#### Goal
Your task is to copy every record exactly.

#### Supplied data
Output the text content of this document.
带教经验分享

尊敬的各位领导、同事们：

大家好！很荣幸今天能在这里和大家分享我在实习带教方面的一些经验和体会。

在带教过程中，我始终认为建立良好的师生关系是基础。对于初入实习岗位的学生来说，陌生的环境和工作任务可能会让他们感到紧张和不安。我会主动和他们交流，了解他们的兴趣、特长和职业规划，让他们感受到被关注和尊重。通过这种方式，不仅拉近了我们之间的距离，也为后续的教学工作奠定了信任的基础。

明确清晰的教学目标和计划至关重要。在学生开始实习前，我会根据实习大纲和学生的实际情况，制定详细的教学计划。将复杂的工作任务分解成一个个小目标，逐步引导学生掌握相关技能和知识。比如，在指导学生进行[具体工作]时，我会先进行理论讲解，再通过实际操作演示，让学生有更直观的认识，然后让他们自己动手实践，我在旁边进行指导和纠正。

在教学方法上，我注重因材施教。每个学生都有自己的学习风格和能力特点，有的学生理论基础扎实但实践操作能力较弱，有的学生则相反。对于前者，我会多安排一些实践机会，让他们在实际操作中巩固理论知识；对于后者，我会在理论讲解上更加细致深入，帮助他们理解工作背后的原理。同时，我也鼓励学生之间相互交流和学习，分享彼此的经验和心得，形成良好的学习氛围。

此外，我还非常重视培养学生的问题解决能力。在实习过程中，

#### Answer to the task
Output the text content of this document.
带教经验分享

尊敬的各位领导、同事们：

大家好！很荣幸今天能在这里和大家分享我在实习带教方面的一些经验和体会。

在带教过程中，我始终认为建立良好的师生关系是基础。对于初入实习岗位的学生来说，陌生的环境和工作任务可能会让他们感到紧张和不安。我会主动和他们交流，了解他们的兴趣、特长和职业规划，让他们感受到被关注和尊重。通过这种方式，不仅拉近了我们之间的距离，也为后续的教学工作奠定了信任的基础。

明确清晰的教学目标和计划至关重要。在学生开始实习前，我会根据实习大纲和学生的实际情况，制定详细的教学计划。将复杂的工作任务分解成一个个小目标，逐步引导学生掌握相关技能和知识。比如，在指导学生进行[具体工作]时，我会先进行理论讲解，再通过实际操作演示，让学生有更直观的认识，然后让他们自己动手实践，我在旁边进行指导和纠正。

在教学方法上，我注重因材施教。每个学生都有自己的学习风格和能力特点，有的学生理论基础扎实但实践操作能力较弱，有的学生则相反。对于前者，我会多安排一些实践机会，让他们在实际操作中巩固理论知识；对于后者，我会在理论讲解上更加细致深入，帮助他们理解工作背后的原理。同时，我也鼓励学生之间相互交流和学习，分享彼此的经验和心得，形成良好的学习氛围。

此外，我还非常重视培养学生的问题解决能力。在实习过程中，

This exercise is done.